"""

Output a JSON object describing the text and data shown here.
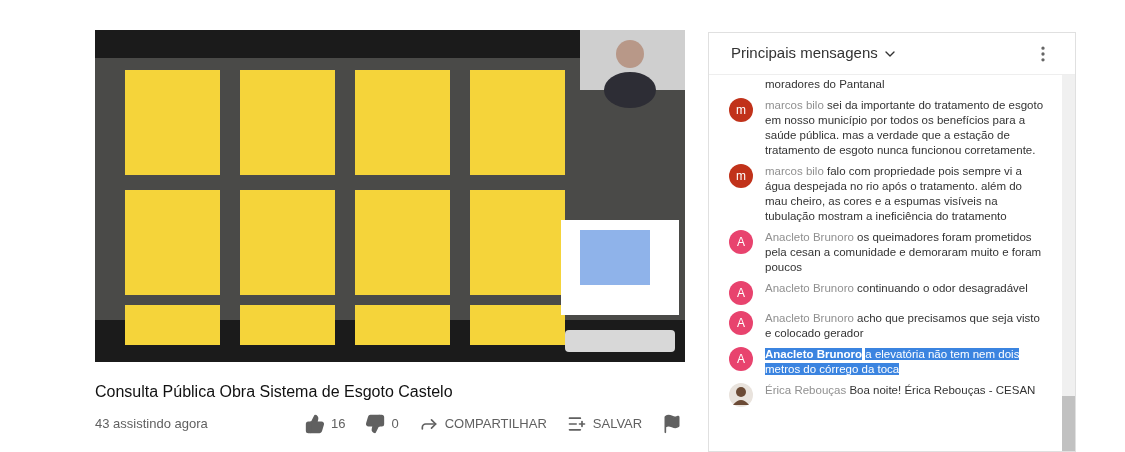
{
  "video": {
    "kind": "picture",
    "title": "Consulta Pública Obra Sistema de Esgoto Castelo",
    "viewers": "43 assistindo agora"
  },
  "actions": [
    {
      "kind": "like",
      "label": "16"
    },
    {
      "kind": "dislike",
      "label": "0"
    },
    {
      "kind": "share",
      "label": "COMPARTILHAR"
    },
    {
      "kind": "save",
      "label": "SALVAR"
    },
    {
      "kind": "flag"
    }
  ],
  "chat": {
    "title": "Principais mensagens",
    "continuation": "moradores do Pantanal",
    "messages": [
      {
        "avatar": {
          "kind": "letter",
          "letter": "m",
          "color": "#c1321a"
        },
        "author": "marcos bilo",
        "text": "sei da importante do tratamento de esgoto em nosso município por todos os benefícios para a saúde pública. mas a verdade que a estação de tratamento de esgoto nunca funcionou corretamente.",
        "selected": false
      },
      {
        "avatar": {
          "kind": "letter",
          "letter": "m",
          "color": "#c1321a"
        },
        "author": "marcos bilo",
        "text": "falo com propriedade pois sempre vi a água despejada no rio após o tratamento. além do mau cheiro, as cores e a espumas visíveis na tubulação mostram a ineficiência do tratamento",
        "selected": false
      },
      {
        "avatar": {
          "kind": "letter",
          "letter": "A",
          "color": "#e8436e"
        },
        "author": "Anacleto Brunoro",
        "text": "os queimadores foram prometidos pela cesan a comunidade e demoraram muito e foram poucos",
        "selected": false
      },
      {
        "avatar": {
          "kind": "letter",
          "letter": "A",
          "color": "#e8436e"
        },
        "author": "Anacleto Brunoro",
        "text": "continuando o odor desagradável",
        "selected": false
      },
      {
        "avatar": {
          "kind": "letter",
          "letter": "A",
          "color": "#e8436e"
        },
        "author": "Anacleto Brunoro",
        "text": "acho que precisamos que seja visto e colocado gerador",
        "selected": false
      },
      {
        "avatar": {
          "kind": "letter",
          "letter": "A",
          "color": "#e8436e"
        },
        "author": "Anacleto Brunoro",
        "text": "a elevatória não tem nem dois metros do córrego da toca",
        "selected": true
      },
      {
        "author": "Érica Rebouças",
        "text": "Boa noite! Érica Rebouças - CESAN",
        "selected": false
      }
    ]
  }
}
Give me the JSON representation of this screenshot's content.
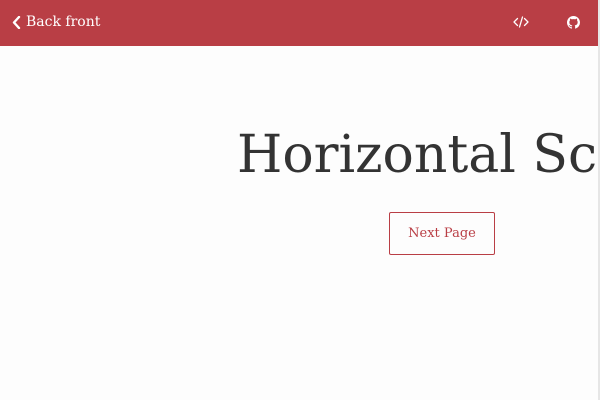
{
  "header": {
    "back_label": "Back front",
    "icons": {
      "back": "chevron-left-icon",
      "code": "code-icon",
      "github": "github-icon"
    },
    "background_color": "#b93e45"
  },
  "main": {
    "title": "Horizontal Scroll",
    "next_button_label": "Next Page",
    "accent_color": "#b93e45",
    "text_color": "#333333"
  }
}
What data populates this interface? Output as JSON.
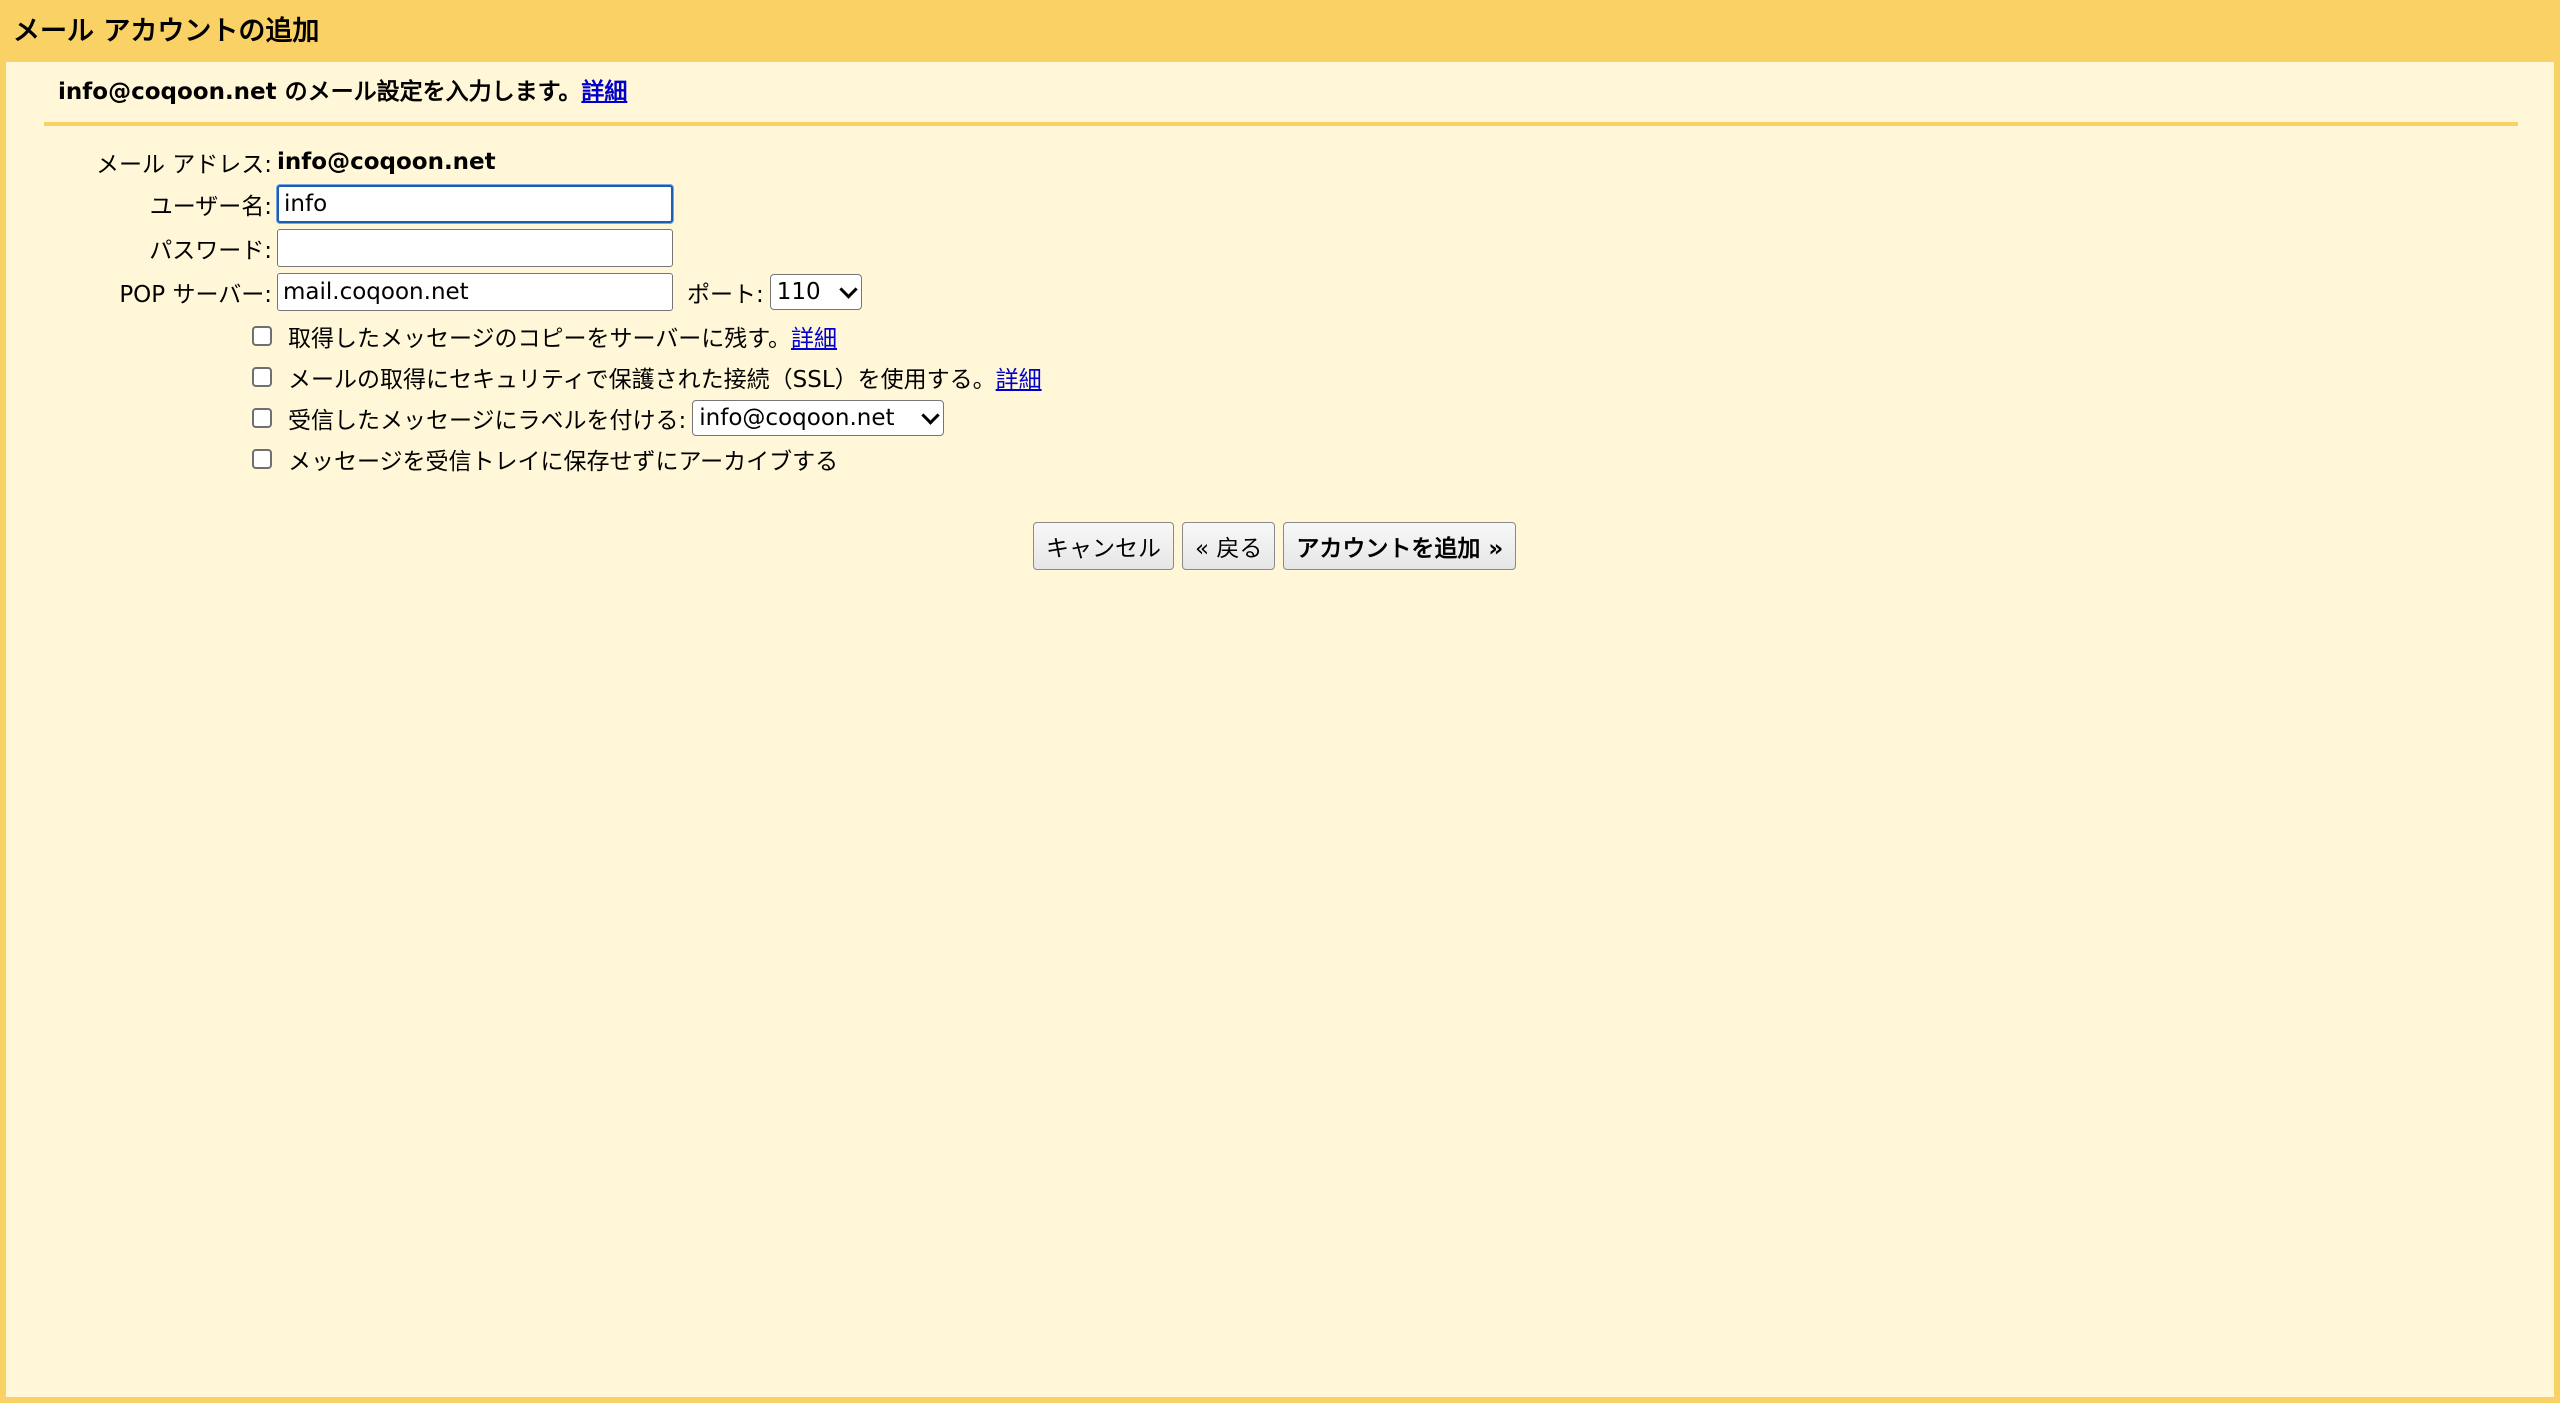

"""

**Work to complete**
From the entries above, output every line exactly and omit any image.

**Output of the exercise**
Output a JSON object describing the text and data shown here.
{
  "video": {
    "kind": "picture",
    "title": "Consulta Pública Obra Sistema de Esgoto Castelo",
    "viewers": "43 assistindo agora"
  },
  "actions": [
    {
      "kind": "like",
      "label": "16"
    },
    {
      "kind": "dislike",
      "label": "0"
    },
    {
      "kind": "share",
      "label": "COMPARTILHAR"
    },
    {
      "kind": "save",
      "label": "SALVAR"
    },
    {
      "kind": "flag"
    }
  ],
  "chat": {
    "title": "Principais mensagens",
    "continuation": "moradores do Pantanal",
    "messages": [
      {
        "avatar": {
          "kind": "letter",
          "letter": "m",
          "color": "#c1321a"
        },
        "author": "marcos bilo",
        "text": "sei da importante do tratamento de esgoto em nosso município por todos os benefícios para a saúde pública. mas a verdade que a estação de tratamento de esgoto nunca funcionou corretamente.",
        "selected": false
      },
      {
        "avatar": {
          "kind": "letter",
          "letter": "m",
          "color": "#c1321a"
        },
        "author": "marcos bilo",
        "text": "falo com propriedade pois sempre vi a água despejada no rio após o tratamento. além do mau cheiro, as cores e a espumas visíveis na tubulação mostram a ineficiência do tratamento",
        "selected": false
      },
      {
        "avatar": {
          "kind": "letter",
          "letter": "A",
          "color": "#e8436e"
        },
        "author": "Anacleto Brunoro",
        "text": "os queimadores foram prometidos pela cesan a comunidade e demoraram muito e foram poucos",
        "selected": false
      },
      {
        "avatar": {
          "kind": "letter",
          "letter": "A",
          "color": "#e8436e"
        },
        "author": "Anacleto Brunoro",
        "text": "continuando o odor desagradável",
        "selected": false
      },
      {
        "avatar": {
          "kind": "letter",
          "letter": "A",
          "color": "#e8436e"
        },
        "author": "Anacleto Brunoro",
        "text": "acho que precisamos que seja visto e colocado gerador",
        "selected": false
      },
      {
        "avatar": {
          "kind": "letter",
          "letter": "A",
          "color": "#e8436e"
        },
        "author": "Anacleto Brunoro",
        "text": "a elevatória não tem nem dois metros do córrego da toca",
        "selected": true
      },
      {
        "author": "Érica Rebouças",
        "text": "Boa noite! Érica Rebouças - CESAN",
        "selected": false
      }
    ]
  }
}
Give me the JSON representation of this screenshot's content.
{
  "header": {
    "back_label": "Back front",
    "icons": {
      "back": "chevron-left-icon",
      "code": "code-icon",
      "github": "github-icon"
    },
    "background_color": "#b93e45"
  },
  "main": {
    "title": "Horizontal Scroll",
    "next_button_label": "Next Page",
    "accent_color": "#b93e45",
    "text_color": "#333333"
  }
}
What data populates this interface? Output as JSON.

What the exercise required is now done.